[TASK LIST]
(A) Say whether each statement below agrees with the bear-hunting thread, answering yes or no and quoting the thread's deciding words verbatim. (i) The first poster hopes for a bear of about 200 lb. (ii) Nostromo judges the first two bears to be boars. (iii) Lakavea2 puts the bear from the 1:39 a.m. picture at over 300 lbs.
(B) Write a continuation of the bear-hunting thread, picking up after its final post.

[DOCUMENT PASSAGE]
────────────────

# First time bear hunter are any of these shooters.



## ruttin club (Jun 16, 2011)

First time bear hunter. I'm trying to judge if these are good bears. I hoping for something in the 200lb mark. What are your thoughts on these bears.


----------



## sureshot006 (Sep 8, 2010)

The one at 140am would likely work for you. Wish there was a better shot of the one at 7pm.


----------



## Callinalldeer (Jun 25, 2009)

Bears are very deceiving. weight depends on three things. Most important is Lenght.height on all fours,then chest diameter.make markers to help determine these.


----------



## Nostromo (Feb 14, 2012)

I think the first two are sows. The third one looks good.

Boy, you really went all out with the cribbing!


----------



## Lakavea2 (Jul 7, 2016)

ruttin club said:


> First time bear hunter. I'm trying to judge if these are good bears. I hoping for something in the 200lb mark. What are your thoughts on these bears.


The bear from 1:39 and 1:40 a.m. is a boar. There aren't any tits showing and he has the traditional long and tall appearance of a boar. Also, look at the distance between his ears in the 1:39 a.m. picture....mature boar, over 300 lbs. Shoot'em!

────────────────

[EXTRACTED RECORDS]

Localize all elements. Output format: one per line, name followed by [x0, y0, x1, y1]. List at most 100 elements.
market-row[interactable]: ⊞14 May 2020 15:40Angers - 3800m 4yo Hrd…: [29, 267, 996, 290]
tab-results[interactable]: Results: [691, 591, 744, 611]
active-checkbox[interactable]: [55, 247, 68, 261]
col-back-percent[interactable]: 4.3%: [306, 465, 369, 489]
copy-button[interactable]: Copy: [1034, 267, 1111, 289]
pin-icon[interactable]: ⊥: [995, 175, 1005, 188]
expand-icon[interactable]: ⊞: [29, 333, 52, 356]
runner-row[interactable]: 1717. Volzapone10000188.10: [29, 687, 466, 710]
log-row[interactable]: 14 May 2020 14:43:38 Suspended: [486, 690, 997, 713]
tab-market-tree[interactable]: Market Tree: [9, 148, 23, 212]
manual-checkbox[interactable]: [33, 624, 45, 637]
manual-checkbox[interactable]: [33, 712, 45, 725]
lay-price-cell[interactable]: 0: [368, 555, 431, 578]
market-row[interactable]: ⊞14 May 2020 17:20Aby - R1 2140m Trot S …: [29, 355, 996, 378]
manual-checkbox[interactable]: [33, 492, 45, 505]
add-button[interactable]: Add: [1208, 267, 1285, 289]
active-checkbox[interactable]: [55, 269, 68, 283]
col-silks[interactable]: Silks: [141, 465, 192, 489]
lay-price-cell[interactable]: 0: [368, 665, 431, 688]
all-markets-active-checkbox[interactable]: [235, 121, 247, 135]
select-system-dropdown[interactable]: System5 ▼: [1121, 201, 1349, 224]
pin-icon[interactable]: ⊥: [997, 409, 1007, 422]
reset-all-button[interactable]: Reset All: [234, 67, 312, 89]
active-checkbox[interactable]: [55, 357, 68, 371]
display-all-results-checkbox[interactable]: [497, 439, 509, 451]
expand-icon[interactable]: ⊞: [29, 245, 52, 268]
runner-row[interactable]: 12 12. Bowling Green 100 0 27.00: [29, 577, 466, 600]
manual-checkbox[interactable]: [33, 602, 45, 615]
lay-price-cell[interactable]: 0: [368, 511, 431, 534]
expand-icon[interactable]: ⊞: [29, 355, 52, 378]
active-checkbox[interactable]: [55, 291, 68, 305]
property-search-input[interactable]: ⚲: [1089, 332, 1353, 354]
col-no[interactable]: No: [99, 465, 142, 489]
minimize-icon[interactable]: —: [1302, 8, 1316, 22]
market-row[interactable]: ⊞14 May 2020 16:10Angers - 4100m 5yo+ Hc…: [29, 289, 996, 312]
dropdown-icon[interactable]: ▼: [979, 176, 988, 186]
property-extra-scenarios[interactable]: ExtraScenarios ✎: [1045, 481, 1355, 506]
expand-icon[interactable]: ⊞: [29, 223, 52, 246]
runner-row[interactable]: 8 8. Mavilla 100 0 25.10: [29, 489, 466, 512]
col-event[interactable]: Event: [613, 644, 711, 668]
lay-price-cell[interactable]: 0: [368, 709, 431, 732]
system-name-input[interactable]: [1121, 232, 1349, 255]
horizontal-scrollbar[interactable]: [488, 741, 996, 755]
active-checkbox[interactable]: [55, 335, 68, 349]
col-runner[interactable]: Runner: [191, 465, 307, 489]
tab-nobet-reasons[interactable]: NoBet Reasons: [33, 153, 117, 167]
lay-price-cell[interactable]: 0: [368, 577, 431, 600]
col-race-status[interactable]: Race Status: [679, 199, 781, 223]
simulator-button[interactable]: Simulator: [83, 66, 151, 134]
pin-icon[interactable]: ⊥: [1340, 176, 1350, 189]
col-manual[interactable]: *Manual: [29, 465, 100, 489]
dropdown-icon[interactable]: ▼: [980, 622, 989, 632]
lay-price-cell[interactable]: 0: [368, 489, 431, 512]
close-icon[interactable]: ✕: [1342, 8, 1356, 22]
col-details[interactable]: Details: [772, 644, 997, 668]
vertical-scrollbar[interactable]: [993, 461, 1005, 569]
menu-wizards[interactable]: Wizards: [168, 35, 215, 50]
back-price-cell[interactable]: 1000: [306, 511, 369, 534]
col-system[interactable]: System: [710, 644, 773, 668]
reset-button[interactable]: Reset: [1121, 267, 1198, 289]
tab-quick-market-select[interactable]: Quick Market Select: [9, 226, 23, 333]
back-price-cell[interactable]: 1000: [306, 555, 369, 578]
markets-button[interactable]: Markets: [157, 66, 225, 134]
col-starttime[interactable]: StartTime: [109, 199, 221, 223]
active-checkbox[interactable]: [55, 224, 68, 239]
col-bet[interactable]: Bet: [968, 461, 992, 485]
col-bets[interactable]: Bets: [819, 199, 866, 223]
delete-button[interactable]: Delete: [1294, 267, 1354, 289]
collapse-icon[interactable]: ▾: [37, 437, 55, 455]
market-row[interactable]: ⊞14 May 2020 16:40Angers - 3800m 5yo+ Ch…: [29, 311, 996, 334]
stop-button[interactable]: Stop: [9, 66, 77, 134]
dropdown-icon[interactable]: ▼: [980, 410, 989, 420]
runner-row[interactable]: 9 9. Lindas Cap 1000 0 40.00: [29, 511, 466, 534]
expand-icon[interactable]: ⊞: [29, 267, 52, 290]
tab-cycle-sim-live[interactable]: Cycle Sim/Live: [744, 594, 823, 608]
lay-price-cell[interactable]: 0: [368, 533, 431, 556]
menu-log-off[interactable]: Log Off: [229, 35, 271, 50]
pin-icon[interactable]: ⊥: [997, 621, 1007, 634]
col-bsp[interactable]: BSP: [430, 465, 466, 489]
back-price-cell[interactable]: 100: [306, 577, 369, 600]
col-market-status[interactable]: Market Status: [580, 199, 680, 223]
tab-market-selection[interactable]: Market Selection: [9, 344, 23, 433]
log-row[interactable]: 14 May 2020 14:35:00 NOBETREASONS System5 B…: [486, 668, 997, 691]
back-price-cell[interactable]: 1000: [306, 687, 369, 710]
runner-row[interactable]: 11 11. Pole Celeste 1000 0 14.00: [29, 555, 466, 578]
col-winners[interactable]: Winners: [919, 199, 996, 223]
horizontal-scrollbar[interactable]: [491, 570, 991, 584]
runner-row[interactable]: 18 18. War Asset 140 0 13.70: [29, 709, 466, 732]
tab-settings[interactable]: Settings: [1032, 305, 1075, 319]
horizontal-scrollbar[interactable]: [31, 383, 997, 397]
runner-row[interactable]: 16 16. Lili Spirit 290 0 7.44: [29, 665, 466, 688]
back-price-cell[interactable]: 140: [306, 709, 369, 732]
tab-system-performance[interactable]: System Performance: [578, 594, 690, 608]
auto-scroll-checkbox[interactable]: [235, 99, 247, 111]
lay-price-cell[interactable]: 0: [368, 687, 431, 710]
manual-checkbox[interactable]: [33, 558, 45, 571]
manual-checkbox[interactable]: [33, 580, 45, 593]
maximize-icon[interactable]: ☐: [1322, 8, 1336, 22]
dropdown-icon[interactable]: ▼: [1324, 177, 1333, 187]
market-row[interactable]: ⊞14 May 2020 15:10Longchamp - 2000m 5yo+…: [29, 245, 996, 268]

────────────────

[OUTPUTS]
(A)
(i) Yes: "I hoping for something in the 200lb mark."
(ii) No: "I think the first two are sows."
(iii) Yes: "mature boar, over 300 lbs."

(B)
----------



## Nostromo (Feb 14, 2012)

Lakavea2 said:


> The bear from 1:39 and 1:40 a.m. is a boar. There aren't any tits showing and he has the traditional long and tall appearance of a boar. Also, look at the distance between his ears in the 1:39 a.m. picture....mature boar, over 300 lbs. Shoot'em!


Another way to tell is the feet and wrist-ankles. The bear in pic's one and two have smaller feet and narrow "pinched looking wrists and ankles. As we see in the third and fourth pictures the feet are large and the ankles or wrist are correspondingly thick.


----------



## sureshot006 (Sep 8, 2010)

You can also tell at 1:39am the bear has a slight "crease" on his forehead. An indication of a more mature bear.


----------



## Biggbear (Aug 14, 2001)

the bear that is rubbed is not a bad one at all. the last one is hard to tell, but looks like it may be a bit bigger than the 1:40 bear. He's not rubbed so it's a different bear.

It's your first hunt, do your best to judge them, and be happy with the result. don't let others determine what is a trophy for you. Good luck, I hope you kill a bruiser!


----------



## sureshot006 (Sep 8, 2010)

Biggbear said:


> the bear that is rubbed is not a bad one at all. the last one is hard to tell, but looks like it may be a bit bigger than the 1:40 bear. He's not rubbed so it's a different bear.
> 
> It's your first hunt, do your best to judge them, and be happy with the result. don't let others determine what is a trophy for you. Good luck, I hope you kill a bruiser!


Maybe my eyes are bad... they both look rubbed to me.


----------



## alaska86 (Sep 29, 2010)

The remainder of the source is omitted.